• INSTRUCTIONS TO FOLLOW
Return each line of the data below exactly, omitting any pictures.

• SUPPLIED INFORMATION
|---|

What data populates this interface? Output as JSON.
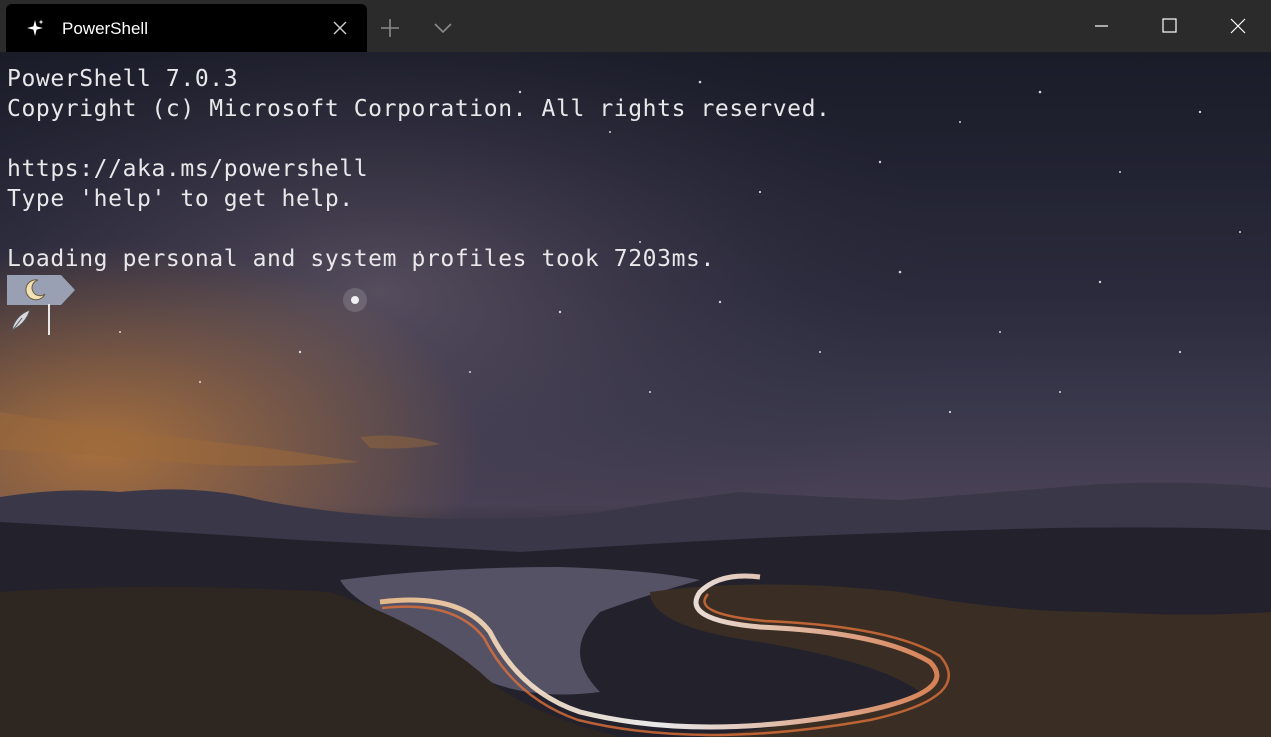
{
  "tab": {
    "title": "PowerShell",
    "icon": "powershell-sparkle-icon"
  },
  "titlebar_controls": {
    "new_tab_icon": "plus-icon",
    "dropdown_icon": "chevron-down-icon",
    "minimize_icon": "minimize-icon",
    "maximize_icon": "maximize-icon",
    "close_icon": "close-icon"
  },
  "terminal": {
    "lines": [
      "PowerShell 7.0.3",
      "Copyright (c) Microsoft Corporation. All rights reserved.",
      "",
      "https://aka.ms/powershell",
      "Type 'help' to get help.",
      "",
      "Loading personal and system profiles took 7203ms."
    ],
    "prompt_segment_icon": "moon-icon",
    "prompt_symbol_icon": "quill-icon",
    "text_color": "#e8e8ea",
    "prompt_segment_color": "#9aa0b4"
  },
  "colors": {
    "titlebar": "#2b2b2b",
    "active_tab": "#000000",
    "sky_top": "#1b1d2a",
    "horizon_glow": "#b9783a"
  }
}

|---|

• THE COMPLETED TASK
What data populates this interface? Output as JSON.
{
  "tab": {
    "title": "PowerShell",
    "icon": "powershell-sparkle-icon"
  },
  "titlebar_controls": {
    "new_tab_icon": "plus-icon",
    "dropdown_icon": "chevron-down-icon",
    "minimize_icon": "minimize-icon",
    "maximize_icon": "maximize-icon",
    "close_icon": "close-icon"
  },
  "terminal": {
    "lines": [
      "PowerShell 7.0.3",
      "Copyright (c) Microsoft Corporation. All rights reserved.",
      "",
      "https://aka.ms/powershell",
      "Type 'help' to get help.",
      "",
      "Loading personal and system profiles took 7203ms."
    ],
    "prompt_segment_icon": "moon-icon",
    "prompt_symbol_icon": "quill-icon",
    "text_color": "#e8e8ea",
    "prompt_segment_color": "#9aa0b4"
  },
  "colors": {
    "titlebar": "#2b2b2b",
    "active_tab": "#000000",
    "sky_top": "#1b1d2a",
    "horizon_glow": "#b9783a"
  }
}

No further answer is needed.